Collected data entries
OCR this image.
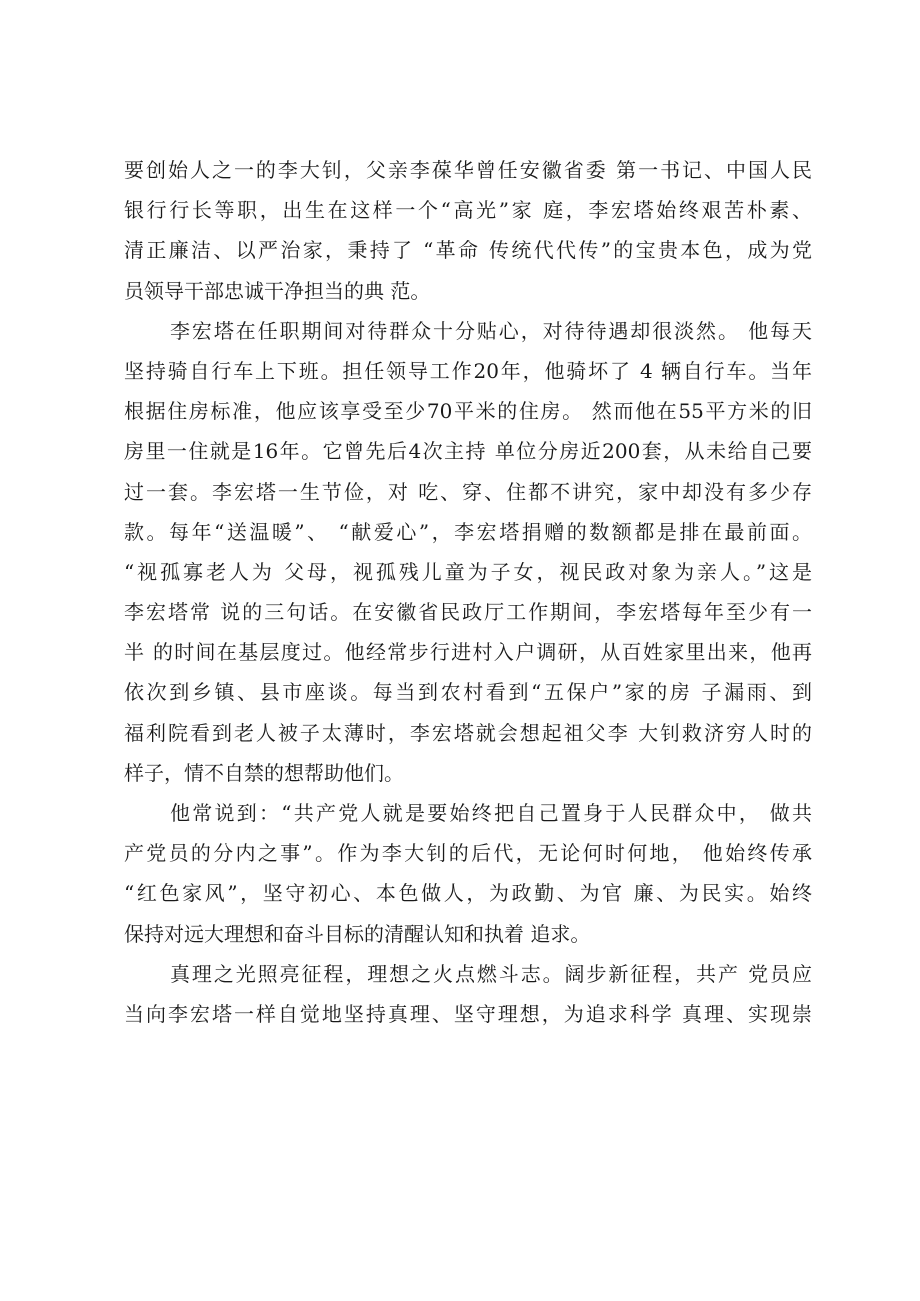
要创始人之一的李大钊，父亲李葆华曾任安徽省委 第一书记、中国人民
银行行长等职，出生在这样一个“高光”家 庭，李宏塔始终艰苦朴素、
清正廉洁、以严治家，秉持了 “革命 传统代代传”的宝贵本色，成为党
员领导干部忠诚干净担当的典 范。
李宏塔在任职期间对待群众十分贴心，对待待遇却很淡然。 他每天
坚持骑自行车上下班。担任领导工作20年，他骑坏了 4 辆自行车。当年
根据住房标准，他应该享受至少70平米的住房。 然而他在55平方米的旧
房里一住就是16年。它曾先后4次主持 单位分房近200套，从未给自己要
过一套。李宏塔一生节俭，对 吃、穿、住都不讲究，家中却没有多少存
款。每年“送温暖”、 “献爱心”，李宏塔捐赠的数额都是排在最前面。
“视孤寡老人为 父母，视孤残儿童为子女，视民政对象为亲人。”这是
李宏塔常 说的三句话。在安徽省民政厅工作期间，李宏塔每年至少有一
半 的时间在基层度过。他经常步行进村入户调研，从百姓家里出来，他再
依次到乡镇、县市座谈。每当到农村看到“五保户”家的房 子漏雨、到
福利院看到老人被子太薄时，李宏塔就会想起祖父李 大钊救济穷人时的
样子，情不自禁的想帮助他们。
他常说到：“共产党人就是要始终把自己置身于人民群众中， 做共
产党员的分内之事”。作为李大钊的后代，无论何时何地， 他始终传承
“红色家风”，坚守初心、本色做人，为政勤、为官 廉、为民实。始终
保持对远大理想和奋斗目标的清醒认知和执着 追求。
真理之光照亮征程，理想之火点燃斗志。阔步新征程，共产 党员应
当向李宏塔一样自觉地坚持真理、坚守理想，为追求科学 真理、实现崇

■ **Short task**
All of the material above is to be copied exactly, except for its images.

■ **Response for this exercise**
OCR this image.
要创始人之一的李大钊，父亲李葆华曾任安徽省委 第一书记、中国人民
银行行长等职，出生在这样一个“高光”家 庭，李宏塔始终艰苦朴素、
清正廉洁、以严治家，秉持了 “革命 传统代代传”的宝贵本色，成为党
员领导干部忠诚干净担当的典 范。
李宏塔在任职期间对待群众十分贴心，对待待遇却很淡然。 他每天
坚持骑自行车上下班。担任领导工作20年，他骑坏了 4 辆自行车。当年
根据住房标准，他应该享受至少70平米的住房。 然而他在55平方米的旧
房里一住就是16年。它曾先后4次主持 单位分房近200套，从未给自己要
过一套。李宏塔一生节俭，对 吃、穿、住都不讲究，家中却没有多少存
款。每年“送温暖”、 “献爱心”，李宏塔捐赠的数额都是排在最前面。
“视孤寡老人为 父母，视孤残儿童为子女，视民政对象为亲人。”这是
李宏塔常 说的三句话。在安徽省民政厅工作期间，李宏塔每年至少有一
半 的时间在基层度过。他经常步行进村入户调研，从百姓家里出来，他再
依次到乡镇、县市座谈。每当到农村看到“五保户”家的房 子漏雨、到
福利院看到老人被子太薄时，李宏塔就会想起祖父李 大钊救济穷人时的
样子，情不自禁的想帮助他们。
他常说到：“共产党人就是要始终把自己置身于人民群众中， 做共
产党员的分内之事”。作为李大钊的后代，无论何时何地， 他始终传承
“红色家风”，坚守初心、本色做人，为政勤、为官 廉、为民实。始终
保持对远大理想和奋斗目标的清醒认知和执着 追求。
真理之光照亮征程，理想之火点燃斗志。阔步新征程，共产 党员应
当向李宏塔一样自觉地坚持真理、坚守理想，为追求科学 真理、实现崇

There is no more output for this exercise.